### EXERCISE MATERIAL
━━━━━━━━━━━━━━━━

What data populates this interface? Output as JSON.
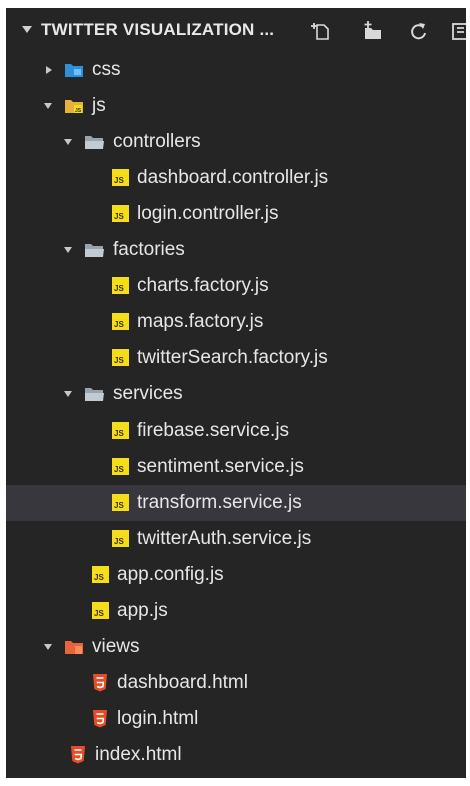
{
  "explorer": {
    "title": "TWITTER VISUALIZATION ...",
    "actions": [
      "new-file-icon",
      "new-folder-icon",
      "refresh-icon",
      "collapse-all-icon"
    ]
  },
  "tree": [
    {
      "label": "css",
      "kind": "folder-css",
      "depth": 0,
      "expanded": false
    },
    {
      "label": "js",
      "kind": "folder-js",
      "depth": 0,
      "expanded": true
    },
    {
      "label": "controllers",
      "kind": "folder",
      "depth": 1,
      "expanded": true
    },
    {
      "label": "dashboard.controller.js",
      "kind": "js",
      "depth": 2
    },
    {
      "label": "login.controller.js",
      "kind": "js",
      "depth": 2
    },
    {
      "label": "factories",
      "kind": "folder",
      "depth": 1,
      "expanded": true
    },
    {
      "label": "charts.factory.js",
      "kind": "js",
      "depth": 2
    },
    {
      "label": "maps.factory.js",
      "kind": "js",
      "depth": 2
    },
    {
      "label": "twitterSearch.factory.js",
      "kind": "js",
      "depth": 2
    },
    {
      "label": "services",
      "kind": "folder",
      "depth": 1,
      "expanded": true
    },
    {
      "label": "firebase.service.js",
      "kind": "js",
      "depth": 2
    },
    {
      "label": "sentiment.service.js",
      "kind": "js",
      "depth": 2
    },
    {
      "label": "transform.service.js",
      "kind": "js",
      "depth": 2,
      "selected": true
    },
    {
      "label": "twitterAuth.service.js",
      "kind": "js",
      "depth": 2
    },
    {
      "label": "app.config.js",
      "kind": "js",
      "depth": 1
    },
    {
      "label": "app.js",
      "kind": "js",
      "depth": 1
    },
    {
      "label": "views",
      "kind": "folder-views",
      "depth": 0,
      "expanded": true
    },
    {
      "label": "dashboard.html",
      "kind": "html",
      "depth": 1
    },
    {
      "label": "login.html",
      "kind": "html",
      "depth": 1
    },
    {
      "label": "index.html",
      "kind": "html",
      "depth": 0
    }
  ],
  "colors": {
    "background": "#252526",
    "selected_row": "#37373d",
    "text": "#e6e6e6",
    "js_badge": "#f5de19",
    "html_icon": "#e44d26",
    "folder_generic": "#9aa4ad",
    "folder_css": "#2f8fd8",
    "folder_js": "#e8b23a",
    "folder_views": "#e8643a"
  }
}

━━━━━━━━━━━━━━━━

### EXERCISE DESCRIPTION
Pick each line holding the word "dashboard" out of the listing.

### SOLUTION TO THE PROBLEM
      "label": "dashboard.controller.js",
      "label": "dashboard.html",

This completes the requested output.